--- Exercise description ---
Gather all lines with "click" from the records.
---
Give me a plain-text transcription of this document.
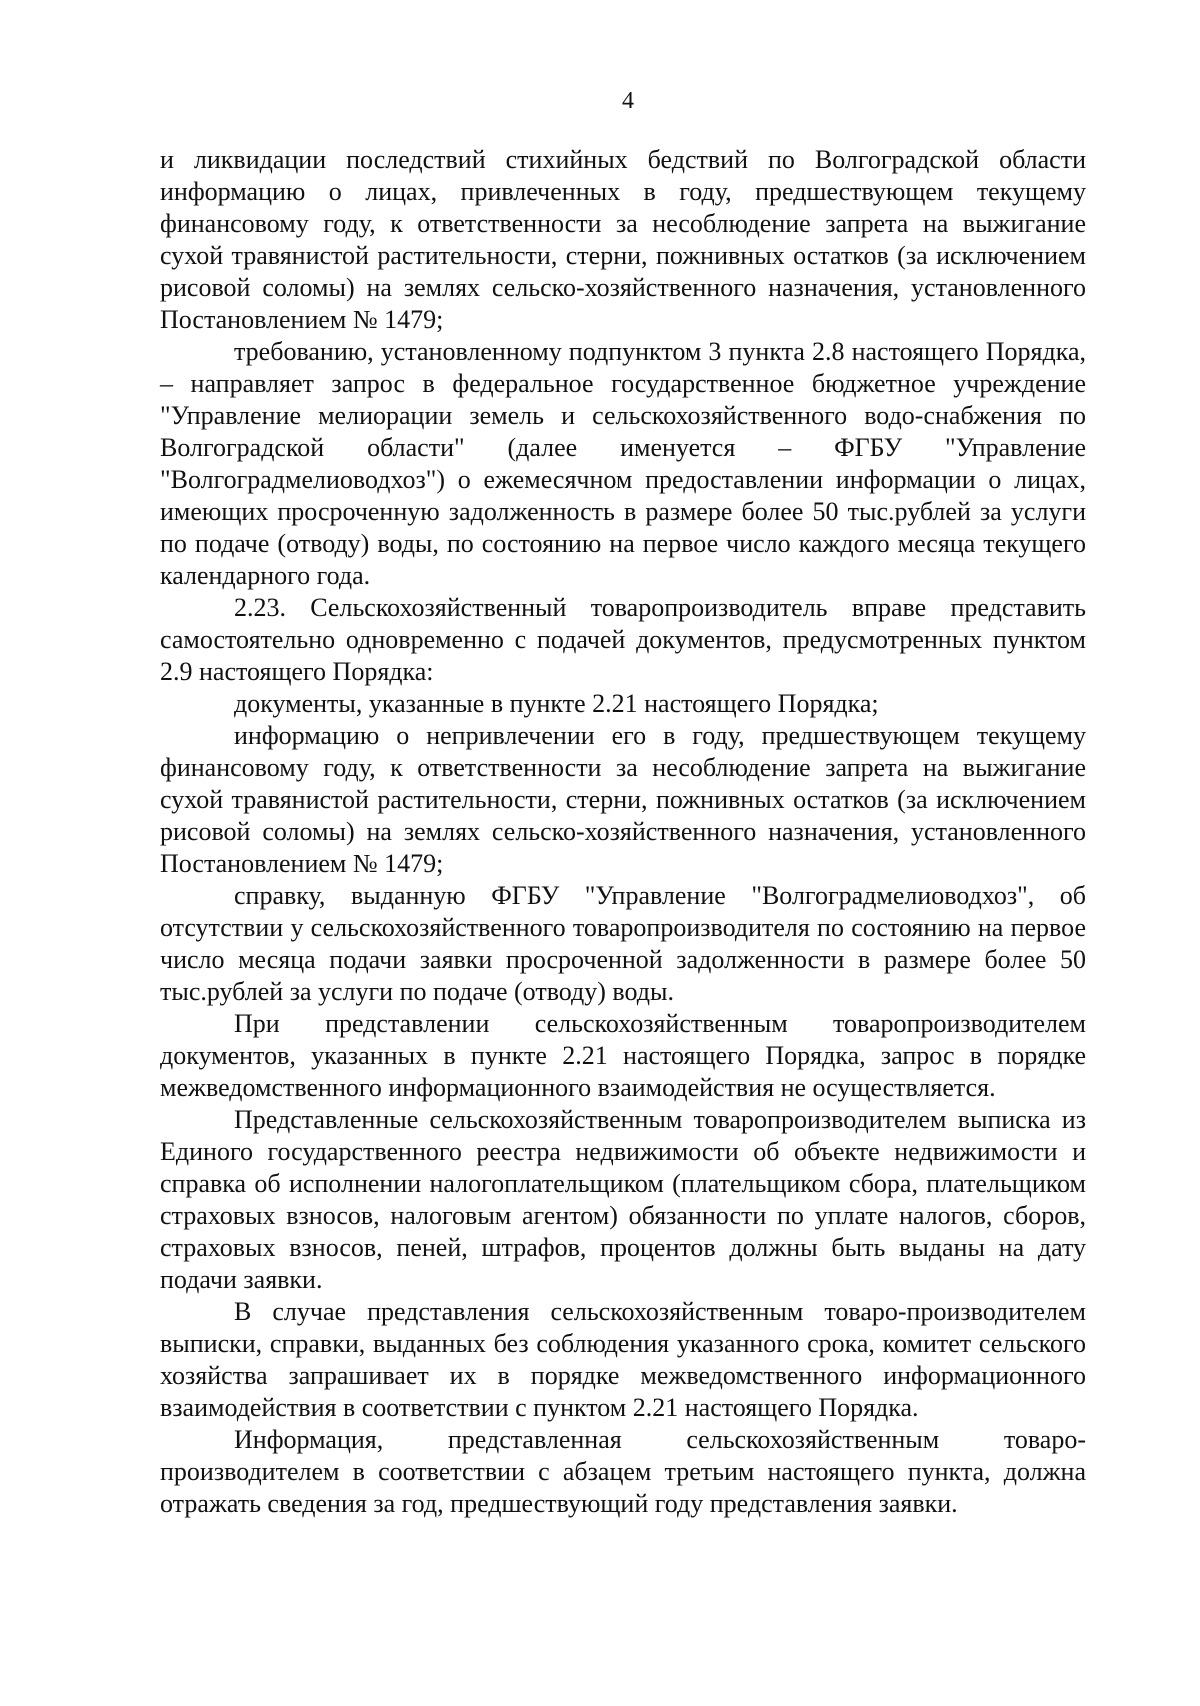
4

и ликвидации последствий стихийных бедствий по Волгоградской области информацию о лицах, привлеченных в году, предшествующем текущему финансовому году, к ответственности за несоблюдение запрета на выжигание сухой травянистой растительности, стерни, пожнивных остатков (за исключением рисовой соломы) на землях сельско-хозяйственного назначения, установленного Постановлением № 1479;

требованию, установленному подпунктом 3 пункта 2.8 настоящего Порядка, – направляет запрос в федеральное государственное бюджетное учреждение "Управление мелиорации земель и сельскохозяйственного водо-снабжения по Волгоградской области" (далее именуется – ФГБУ "Управление "Волгоградмелиоводхоз") о ежемесячном предоставлении информации о лицах, имеющих просроченную задолженность в размере более 50 тыс.рублей за услуги по подаче (отводу) воды, по состоянию на первое число каждого месяца текущего календарного года.

2.23. Сельскохозяйственный товаропроизводитель вправе представить самостоятельно одновременно с подачей документов, предусмотренных пунктом 2.9 настоящего Порядка:

документы, указанные в пункте 2.21 настоящего Порядка;

информацию о непривлечении его в году, предшествующем текущему финансовому году, к ответственности за несоблюдение запрета на выжигание сухой травянистой растительности, стерни, пожнивных остатков (за исключением рисовой соломы) на землях сельско-хозяйственного назначения, установленного Постановлением № 1479;

справку, выданную ФГБУ "Управление "Волгоградмелиоводхоз", об отсутствии у сельскохозяйственного товаропроизводителя по состоянию на первое число месяца подачи заявки просроченной задолженности в размере более 50 тыс.рублей за услуги по подаче (отводу) воды.

При представлении сельскохозяйственным товаропроизводителем документов, указанных в пункте 2.21 настоящего Порядка, запрос в порядке межведомственного информационного взаимодействия не осуществляется.

Представленные сельскохозяйственным товаропроизводителем выписка из Единого государственного реестра недвижимости об объекте недвижимости и справка об исполнении налогоплательщиком (плательщиком сбора, плательщиком страховых взносов, налоговым агентом) обязанности по уплате налогов, сборов, страховых взносов, пеней, штрафов, процентов должны быть выданы на дату подачи заявки.

В случае представления сельскохозяйственным товаро-производителем выписки, справки, выданных без соблюдения указанного срока, комитет сельского хозяйства запрашивает их в порядке межведомственного информационного взаимодействия в соответствии с пунктом 2.21 настоящего Порядка.

Информация, представленная сельскохозяйственным товаро-производителем в соответствии с абзацем третьим настоящего пункта, должна отражать сведения за год, предшествующий году представления заявки.
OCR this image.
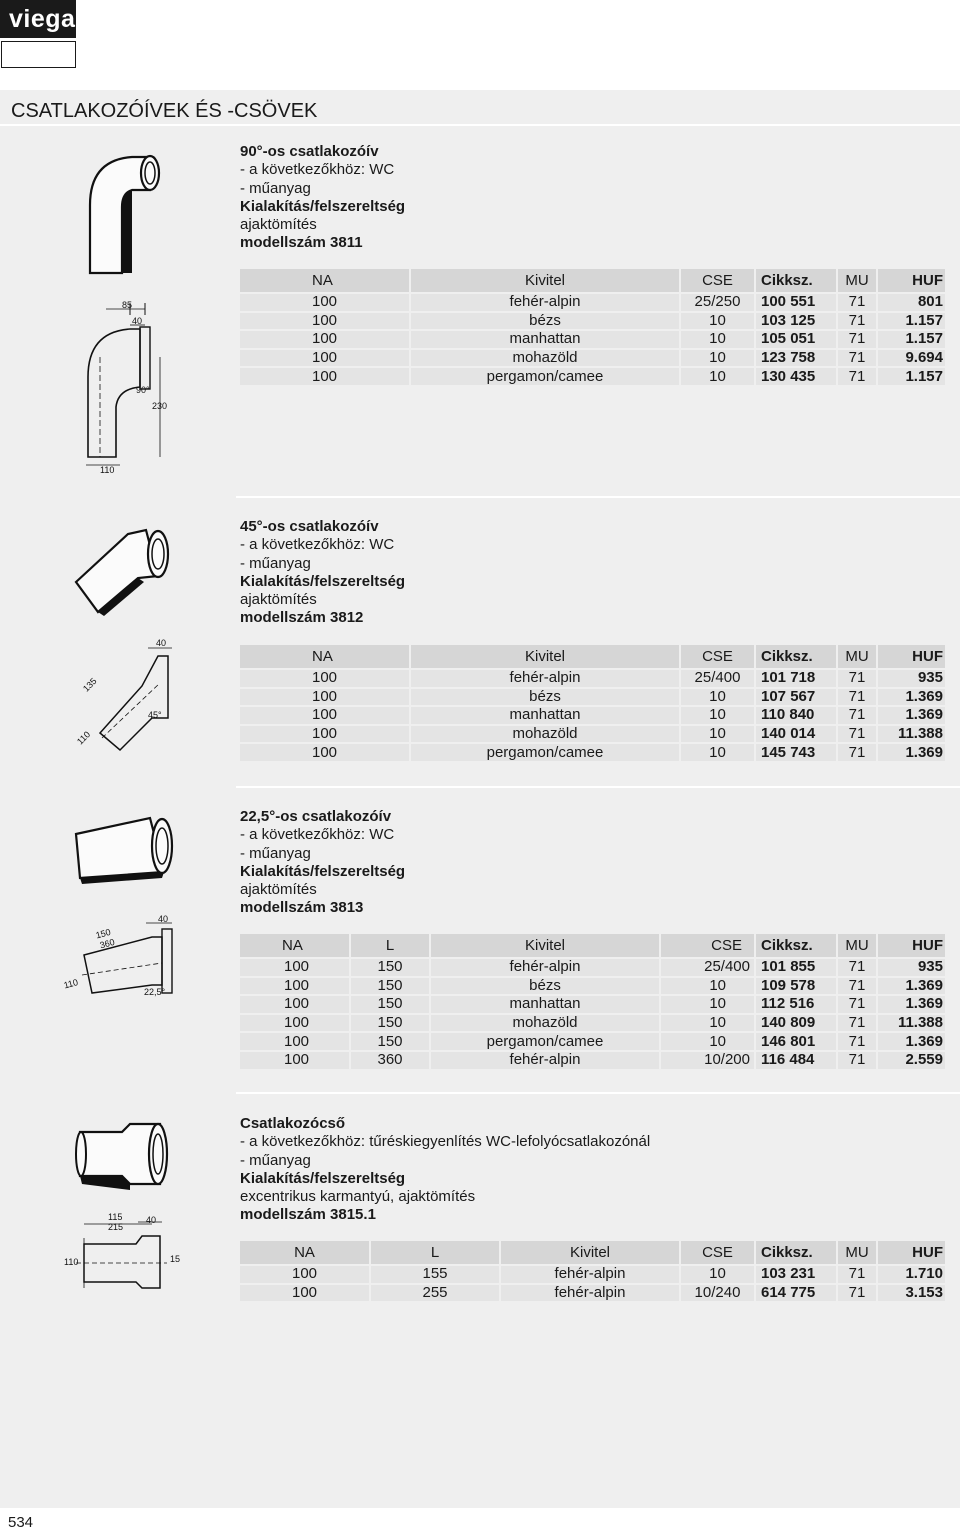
viega
CSATLAKOZÓÍVEK ÉS -CSÖVEK
85
40
90°
230
110
90°-os csatlakozóív
- a következőkhöz: WC
- műanyag
Kialakítás/felszereltség
ajaktömítés
modellszám 3811
NA	Kivitel	CSE	Cikksz.	MU	HUF
100	fehér-alpin	25/250	100 551	71	801
100	bézs	10	103 125	71	1.157
100	manhattan	10	105 051	71	1.157
100	mohazöld	10	123 758	71	9.694
100	pergamon/camee	10	130 435	71	1.157
40
135
45°
110
45°-os csatlakozóív
- a következőkhöz: WC
- műanyag
Kialakítás/felszereltség
ajaktömítés
modellszám 3812
NA	Kivitel	CSE	Cikksz.	MU	HUF
100	fehér-alpin	25/400	101 718	71	935
100	bézs	10	107 567	71	1.369
100	manhattan	10	110 840	71	1.369
100	mohazöld	10	140 014	71	11.388
100	pergamon/camee	10	145 743	71	1.369
150
360
40
110
22,5°
22,5°-os csatlakozóív
- a következőkhöz: WC
- műanyag
Kialakítás/felszereltség
ajaktömítés
modellszám 3813
NA	L	Kivitel	CSE	Cikksz.	MU	HUF
100	150	fehér-alpin	25/400	101 855	71	935
100	150	bézs	10	109 578	71	1.369
100	150	manhattan	10	112 516	71	1.369
100	150	mohazöld	10	140 809	71	11.388
100	150	pergamon/camee	10	146 801	71	1.369
100	360	fehér-alpin	10/200	116 484	71	2.559
115
215
40
110	15
Csatlakozócső
- a következőkhöz: tűréskiegyenlítés WC-lefolyócsatlakozónál
- műanyag
Kialakítás/felszereltség
excentrikus karmantyú, ajaktömítés
modellszám 3815.1
NA	L	Kivitel	CSE	Cikksz.	MU	HUF
100	155	fehér-alpin	10	103 231	71	1.710
100	255	fehér-alpin	10/240	614 775	71	3.153
534
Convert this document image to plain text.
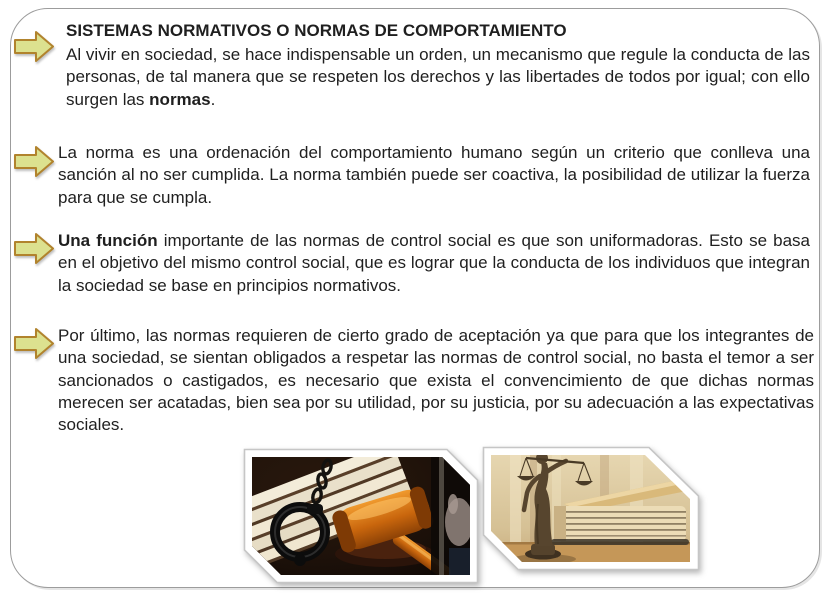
SISTEMAS NORMATIVOS O NORMAS DE COMPORTAMIENTO

Al vivir en sociedad, se hace indispensable un orden, un mecanismo que regule la conducta de las personas, de tal manera que se respeten los derechos y las libertades de todos por igual; con ello surgen las normas.

La norma es una ordenación del comportamiento humano según un criterio que conlleva una sanción al no ser cumplida. La norma también puede ser coactiva, la posibilidad de utilizar la fuerza para que se cumpla.

Una función importante de las normas de control social es que son uniformadoras. Esto se basa en el objetivo del mismo control social, que es lograr que la conducta de los individuos que integran la sociedad se base en principios normativos.

Por último, las normas requieren de cierto grado de aceptación ya que para que los integrantes de una sociedad, se sientan obligados a respetar las normas de control social, no basta el temor a ser sancionados o castigados, es necesario que exista el convencimiento de que dichas normas merecen ser acatadas, bien sea por su utilidad, por su justicia, por su adecuación a las expectativas sociales.
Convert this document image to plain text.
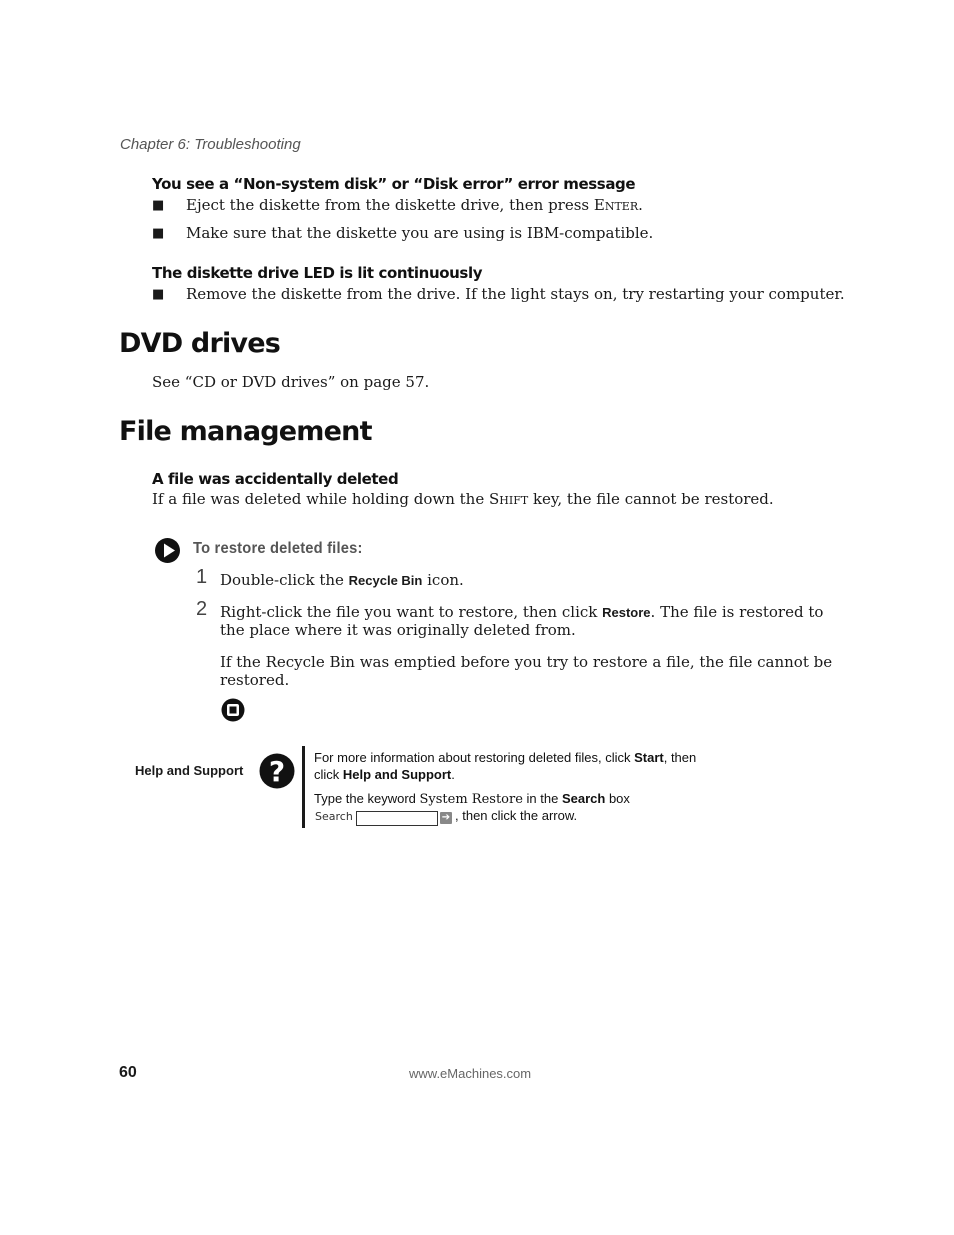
Chapter 6: Troubleshooting
You see a “Non-system disk” or “Disk error” error message
■ Eject the diskette from the diskette drive, then press Enter.
■ Make sure that the diskette you are using is IBM-compatible.
The diskette drive LED is lit continuously
■ Remove the diskette from the drive. If the light stays on, try restarting your computer.
DVD drives
See “CD or DVD drives” on page 57.
File management
A file was accidentally deleted
If a file was deleted while holding down the Shift key, the file cannot be restored.
To restore deleted files:
1 Double-click the Recycle Bin icon.
2 Right-click the file you want to restore, then click Restore. The file is restored to
the place where it was originally deleted from.
If the Recycle Bin was emptied before you try to restore a file, the file cannot be
restored.
Help and Support ? For more information about restoring deleted files, click Start, then
click Help and Support.
Type the keyword System Restore in the Search box
Search	➔ , then click the arrow.
60	www.eMachines.com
---
--- Solution to this task ---
1 Double-click the Recycle Bin icon.
2 Right-click the file you want to restore, then click Restore. The file is restored to
Help and Support ? For more information about restoring deleted files, click Start, then
click Help and Support.
Search	➔ , then click the arrow.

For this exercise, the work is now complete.